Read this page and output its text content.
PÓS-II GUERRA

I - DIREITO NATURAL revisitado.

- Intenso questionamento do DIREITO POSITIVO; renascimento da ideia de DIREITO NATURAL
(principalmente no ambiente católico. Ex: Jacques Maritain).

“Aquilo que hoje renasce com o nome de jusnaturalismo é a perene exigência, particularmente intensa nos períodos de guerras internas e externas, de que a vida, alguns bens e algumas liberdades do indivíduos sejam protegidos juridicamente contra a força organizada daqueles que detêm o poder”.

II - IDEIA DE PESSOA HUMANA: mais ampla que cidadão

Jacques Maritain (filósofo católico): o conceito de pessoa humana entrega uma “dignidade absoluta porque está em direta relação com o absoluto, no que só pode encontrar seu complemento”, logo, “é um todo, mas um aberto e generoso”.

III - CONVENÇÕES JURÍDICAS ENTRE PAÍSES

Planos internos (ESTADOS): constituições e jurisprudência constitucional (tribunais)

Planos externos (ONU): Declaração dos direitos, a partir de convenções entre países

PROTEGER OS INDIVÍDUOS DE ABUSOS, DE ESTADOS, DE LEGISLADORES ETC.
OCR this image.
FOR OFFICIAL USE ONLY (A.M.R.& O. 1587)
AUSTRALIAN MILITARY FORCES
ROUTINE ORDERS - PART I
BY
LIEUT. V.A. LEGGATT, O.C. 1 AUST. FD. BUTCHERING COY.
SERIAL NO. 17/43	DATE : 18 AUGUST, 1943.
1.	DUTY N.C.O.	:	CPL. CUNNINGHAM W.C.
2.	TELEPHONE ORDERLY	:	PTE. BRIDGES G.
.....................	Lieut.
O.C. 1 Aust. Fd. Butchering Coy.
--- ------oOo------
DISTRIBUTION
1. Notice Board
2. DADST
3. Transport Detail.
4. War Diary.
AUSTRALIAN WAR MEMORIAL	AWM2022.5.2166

= = = = =

Give back, unchanged, every line from the one with "OCR this image." to the end of the entries above.

OCR this image.
FOR OFFICIAL USE ONLY (A.M.R.& O. 1587)
AUSTRALIAN MILITARY FORCES
ROUTINE ORDERS - PART I
BY
LIEUT. V.A. LEGGATT, O.C. 1 AUST. FD. BUTCHERING COY.
SERIAL NO. 17/43	DATE : 18 AUGUST, 1943.
1.	DUTY N.C.O.	:	CPL. CUNNINGHAM W.C.
2.	TELEPHONE ORDERLY	:	PTE. BRIDGES G.
.....................	Lieut.
O.C. 1 Aust. Fd. Butchering Coy.
--- ------oOo------
DISTRIBUTION
1. Notice Board
2. DADST
3. Transport Detail.
4. War Diary.
AUSTRALIAN WAR MEMORIAL	AWM2022.5.2166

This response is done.